Data excerpts:
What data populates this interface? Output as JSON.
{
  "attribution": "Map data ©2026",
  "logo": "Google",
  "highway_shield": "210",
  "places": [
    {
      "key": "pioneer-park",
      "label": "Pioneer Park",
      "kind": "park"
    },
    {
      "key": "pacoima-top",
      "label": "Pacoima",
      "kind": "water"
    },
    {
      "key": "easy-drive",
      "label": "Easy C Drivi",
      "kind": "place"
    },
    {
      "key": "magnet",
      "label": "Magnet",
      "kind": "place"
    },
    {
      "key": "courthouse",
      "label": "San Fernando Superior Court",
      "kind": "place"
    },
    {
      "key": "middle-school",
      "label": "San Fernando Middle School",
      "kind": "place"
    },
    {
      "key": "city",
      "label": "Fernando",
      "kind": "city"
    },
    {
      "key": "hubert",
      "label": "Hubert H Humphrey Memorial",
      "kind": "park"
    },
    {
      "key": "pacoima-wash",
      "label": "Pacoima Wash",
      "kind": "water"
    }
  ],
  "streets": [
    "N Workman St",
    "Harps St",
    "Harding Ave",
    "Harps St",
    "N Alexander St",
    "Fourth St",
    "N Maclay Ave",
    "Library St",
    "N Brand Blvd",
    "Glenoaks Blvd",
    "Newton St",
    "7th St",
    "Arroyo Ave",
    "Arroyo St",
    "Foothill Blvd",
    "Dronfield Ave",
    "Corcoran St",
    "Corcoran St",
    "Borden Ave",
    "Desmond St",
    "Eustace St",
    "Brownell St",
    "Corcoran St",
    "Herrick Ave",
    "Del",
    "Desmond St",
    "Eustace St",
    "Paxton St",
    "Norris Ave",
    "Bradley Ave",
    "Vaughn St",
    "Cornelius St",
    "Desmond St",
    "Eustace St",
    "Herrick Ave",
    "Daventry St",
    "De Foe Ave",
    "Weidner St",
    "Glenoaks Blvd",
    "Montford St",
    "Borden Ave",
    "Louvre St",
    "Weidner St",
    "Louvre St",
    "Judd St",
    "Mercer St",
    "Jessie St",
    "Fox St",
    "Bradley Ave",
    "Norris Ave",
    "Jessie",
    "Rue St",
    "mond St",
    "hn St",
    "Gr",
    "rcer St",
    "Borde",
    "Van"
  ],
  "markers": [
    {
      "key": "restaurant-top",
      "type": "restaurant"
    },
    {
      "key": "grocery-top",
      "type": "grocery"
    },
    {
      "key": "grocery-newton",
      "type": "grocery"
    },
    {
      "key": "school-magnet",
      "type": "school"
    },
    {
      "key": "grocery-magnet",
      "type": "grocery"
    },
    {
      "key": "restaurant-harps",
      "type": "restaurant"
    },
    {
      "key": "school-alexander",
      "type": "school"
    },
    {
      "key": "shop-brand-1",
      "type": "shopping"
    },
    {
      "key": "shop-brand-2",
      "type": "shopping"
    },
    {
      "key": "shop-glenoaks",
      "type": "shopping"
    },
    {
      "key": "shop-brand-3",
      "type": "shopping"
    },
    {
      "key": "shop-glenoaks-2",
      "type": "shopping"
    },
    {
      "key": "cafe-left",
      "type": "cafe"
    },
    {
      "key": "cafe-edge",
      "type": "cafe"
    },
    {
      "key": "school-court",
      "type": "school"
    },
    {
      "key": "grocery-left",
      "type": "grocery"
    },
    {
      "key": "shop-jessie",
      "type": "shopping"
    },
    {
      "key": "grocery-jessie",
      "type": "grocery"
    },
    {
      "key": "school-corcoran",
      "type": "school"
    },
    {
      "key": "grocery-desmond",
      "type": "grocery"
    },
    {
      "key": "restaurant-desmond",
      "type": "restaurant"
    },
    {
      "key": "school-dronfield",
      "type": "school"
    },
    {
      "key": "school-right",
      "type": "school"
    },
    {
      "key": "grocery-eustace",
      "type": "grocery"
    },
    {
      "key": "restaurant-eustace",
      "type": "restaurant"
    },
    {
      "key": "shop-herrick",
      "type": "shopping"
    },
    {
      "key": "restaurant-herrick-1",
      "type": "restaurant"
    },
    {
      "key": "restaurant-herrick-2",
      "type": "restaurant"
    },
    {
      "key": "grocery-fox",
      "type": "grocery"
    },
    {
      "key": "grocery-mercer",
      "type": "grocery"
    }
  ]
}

> _Problem to solve_
Output the complete data exactly as written.

> _Correct response_
What data populates this interface? Output as JSON.
{
  "attribution": "Map data ©2026",
  "logo": "Google",
  "highway_shield": "210",
  "places": [
    {
      "key": "pioneer-park",
      "label": "Pioneer Park",
      "kind": "park"
    },
    {
      "key": "pacoima-top",
      "label": "Pacoima",
      "kind": "water"
    },
    {
      "key": "easy-drive",
      "label": "Easy C Drivi",
      "kind": "place"
    },
    {
      "key": "magnet",
      "label": "Magnet",
      "kind": "place"
    },
    {
      "key": "courthouse",
      "label": "San Fernando Superior Court",
      "kind": "place"
    },
    {
      "key": "middle-school",
      "label": "San Fernando Middle School",
      "kind": "place"
    },
    {
      "key": "city",
      "label": "Fernando",
      "kind": "city"
    },
    {
      "key": "hubert",
      "label": "Hubert H Humphrey Memorial",
      "kind": "park"
    },
    {
      "key": "pacoima-wash",
      "label": "Pacoima Wash",
      "kind": "water"
    }
  ],
  "streets": [
    "N Workman St",
    "Harps St",
    "Harding Ave",
    "Harps St",
    "N Alexander St",
    "Fourth St",
    "N Maclay Ave",
    "Library St",
    "N Brand Blvd",
    "Glenoaks Blvd",
    "Newton St",
    "7th St",
    "Arroyo Ave",
    "Arroyo St",
    "Foothill Blvd",
    "Dronfield Ave",
    "Corcoran St",
    "Corcoran St",
    "Borden Ave",
    "Desmond St",
    "Eustace St",
    "Brownell St",
    "Corcoran St",
    "Herrick Ave",
    "Del",
    "Desmond St",
    "Eustace St",
    "Paxton St",
    "Norris Ave",
    "Bradley Ave",
    "Vaughn St",
    "Cornelius St",
    "Desmond St",
    "Eustace St",
    "Herrick Ave",
    "Daventry St",
    "De Foe Ave",
    "Weidner St",
    "Glenoaks Blvd",
    "Montford St",
    "Borden Ave",
    "Louvre St",
    "Weidner St",
    "Louvre St",
    "Judd St",
    "Mercer St",
    "Jessie St",
    "Fox St",
    "Bradley Ave",
    "Norris Ave",
    "Jessie",
    "Rue St",
    "mond St",
    "hn St",
    "Gr",
    "rcer St",
    "Borde",
    "Van"
  ],
  "markers": [
    {
      "key": "restaurant-top",
      "type": "restaurant"
    },
    {
      "key": "grocery-top",
      "type": "grocery"
    },
    {
      "key": "grocery-newton",
      "type": "grocery"
    },
    {
      "key": "school-magnet",
      "type": "school"
    },
    {
      "key": "grocery-magnet",
      "type": "grocery"
    },
    {
      "key": "restaurant-harps",
      "type": "restaurant"
    },
    {
      "key": "school-alexander",
      "type": "school"
    },
    {
      "key": "shop-brand-1",
      "type": "shopping"
    },
    {
      "key": "shop-brand-2",
      "type": "shopping"
    },
    {
      "key": "shop-glenoaks",
      "type": "shopping"
    },
    {
      "key": "shop-brand-3",
      "type": "shopping"
    },
    {
      "key": "shop-glenoaks-2",
      "type": "shopping"
    },
    {
      "key": "cafe-left",
      "type": "cafe"
    },
    {
      "key": "cafe-edge",
      "type": "cafe"
    },
    {
      "key": "school-court",
      "type": "school"
    },
    {
      "key": "grocery-left",
      "type": "grocery"
    },
    {
      "key": "shop-jessie",
      "type": "shopping"
    },
    {
      "key": "grocery-jessie",
      "type": "grocery"
    },
    {
      "key": "school-corcoran",
      "type": "school"
    },
    {
      "key": "grocery-desmond",
      "type": "grocery"
    },
    {
      "key": "restaurant-desmond",
      "type": "restaurant"
    },
    {
      "key": "school-dronfield",
      "type": "school"
    },
    {
      "key": "school-right",
      "type": "school"
    },
    {
      "key": "grocery-eustace",
      "type": "grocery"
    },
    {
      "key": "restaurant-eustace",
      "type": "restaurant"
    },
    {
      "key": "shop-herrick",
      "type": "shopping"
    },
    {
      "key": "restaurant-herrick-1",
      "type": "restaurant"
    },
    {
      "key": "restaurant-herrick-2",
      "type": "restaurant"
    },
    {
      "key": "grocery-fox",
      "type": "grocery"
    },
    {
      "key": "grocery-mercer",
      "type": "grocery"
    }
  ]
}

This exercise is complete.